◆ EXERCISE:
Collect all lines from the listing that include the string "comme".

◆ ◆ ◆ ◆ ◆

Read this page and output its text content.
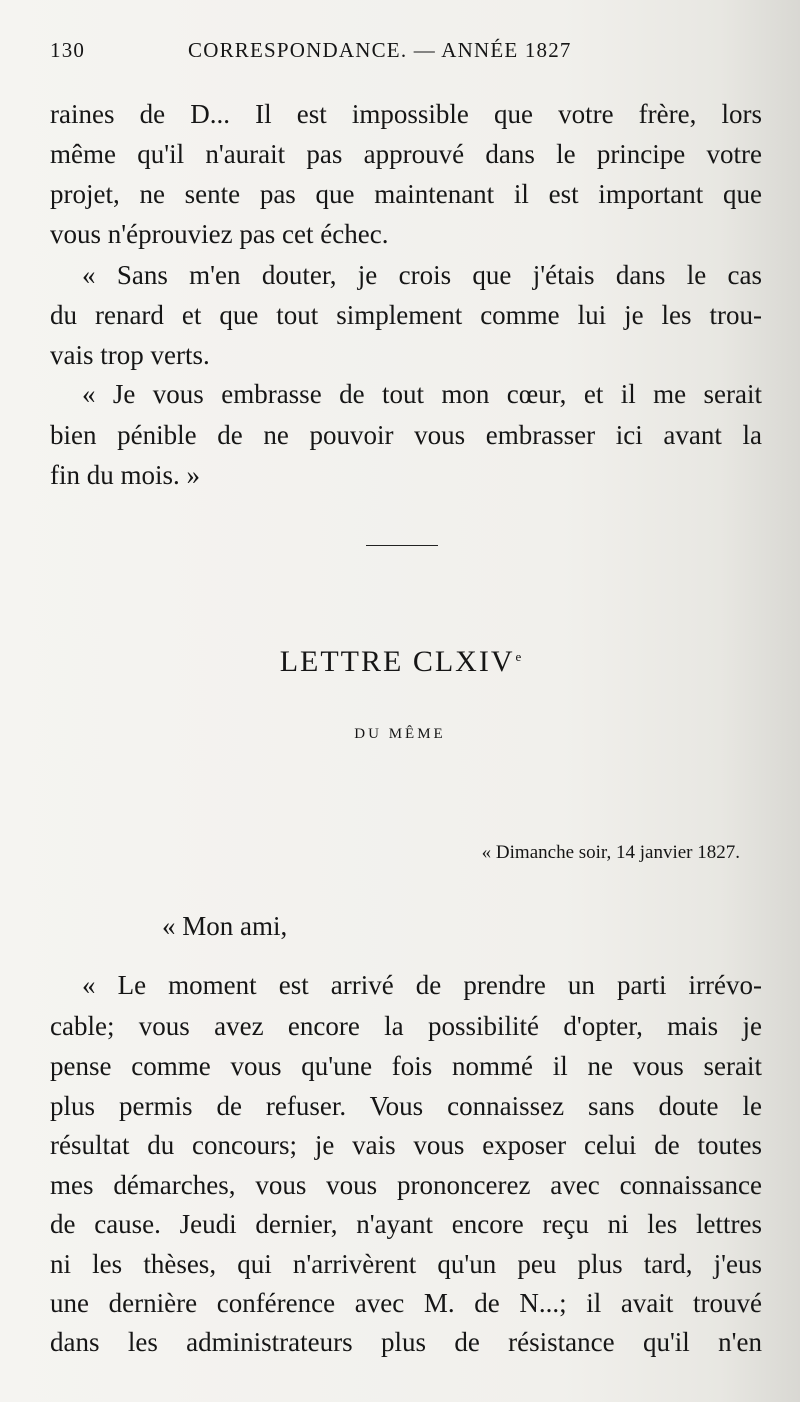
130	CORRESPONDANCE. — ANNÉE 1827
raines de D... Il est impossible que votre frère, lors
même qu'il n'aurait pas approuvé dans le principe votre
projet, ne sente pas que maintenant il est important que
vous n'éprouviez pas cet échec.
« Sans m'en douter, je crois que j'étais dans le cas
du renard et que tout simplement comme lui je les trou-
vais trop verts.
« Je vous embrasse de tout mon cœur, et il me serait
bien pénible de ne pouvoir vous embrasser ici avant la
fin du mois. »
LETTRE CLXIVe
DU MÊME
« Dimanche soir, 14 janvier 1827.
« Mon ami,
« Le moment est arrivé de prendre un parti irrévo-
cable; vous avez encore la possibilité d'opter, mais je
pense comme vous qu'une fois nommé il ne vous serait
plus permis de refuser. Vous connaissez sans doute le
résultat du concours; je vais vous exposer celui de toutes
mes démarches, vous vous prononcerez avec connaissance
de cause. Jeudi dernier, n'ayant encore reçu ni les lettres
ni les thèses, qui n'arrivèrent qu'un peu plus tard, j'eus
une dernière conférence avec M. de N...; il avait trouvé
dans les administrateurs plus de résistance qu'il n'en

◆ ◆ ◆ ◆ ◆

◆ FULL OUTPUT:
du renard et que tout simplement comme lui je les trou-
pense comme vous qu'une fois nommé il ne vous serait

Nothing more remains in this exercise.